• _Requirement_
Go through the data below line by line and count those containing the word "Assistant". Reply with the count only.

(Records excerpted from a collection)

• • •

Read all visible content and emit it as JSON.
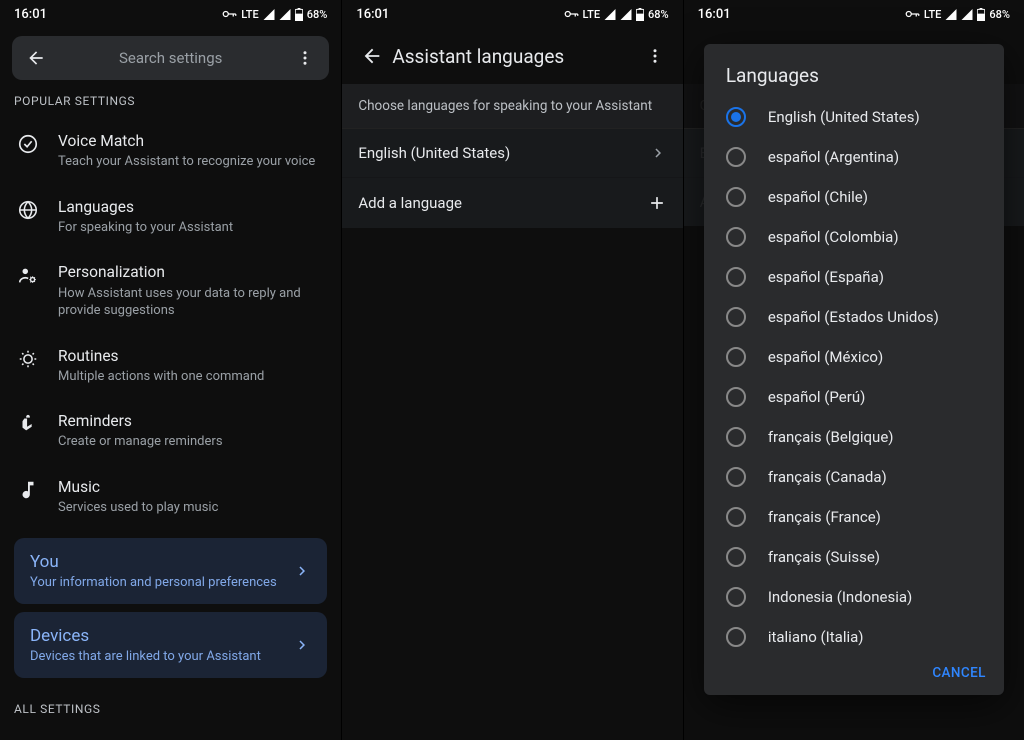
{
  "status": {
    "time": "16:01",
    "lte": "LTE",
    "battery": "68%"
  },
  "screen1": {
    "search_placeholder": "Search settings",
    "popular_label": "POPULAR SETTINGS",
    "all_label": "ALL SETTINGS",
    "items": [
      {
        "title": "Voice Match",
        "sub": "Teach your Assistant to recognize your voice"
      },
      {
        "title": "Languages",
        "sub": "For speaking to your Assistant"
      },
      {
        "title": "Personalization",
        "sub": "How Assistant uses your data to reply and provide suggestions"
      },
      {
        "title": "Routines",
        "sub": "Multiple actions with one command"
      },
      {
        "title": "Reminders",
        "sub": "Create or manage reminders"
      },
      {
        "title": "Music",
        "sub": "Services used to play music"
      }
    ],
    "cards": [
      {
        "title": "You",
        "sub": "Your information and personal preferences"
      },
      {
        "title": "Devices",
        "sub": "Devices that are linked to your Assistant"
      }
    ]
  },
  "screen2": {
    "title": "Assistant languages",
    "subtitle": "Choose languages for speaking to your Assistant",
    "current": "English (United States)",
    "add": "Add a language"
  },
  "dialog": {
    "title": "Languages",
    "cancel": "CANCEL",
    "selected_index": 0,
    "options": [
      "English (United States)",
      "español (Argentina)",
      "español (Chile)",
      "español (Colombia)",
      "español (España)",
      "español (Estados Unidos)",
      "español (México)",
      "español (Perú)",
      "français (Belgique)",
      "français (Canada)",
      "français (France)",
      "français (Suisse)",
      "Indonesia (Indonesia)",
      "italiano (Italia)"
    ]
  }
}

• • •

• _Result of the task_
6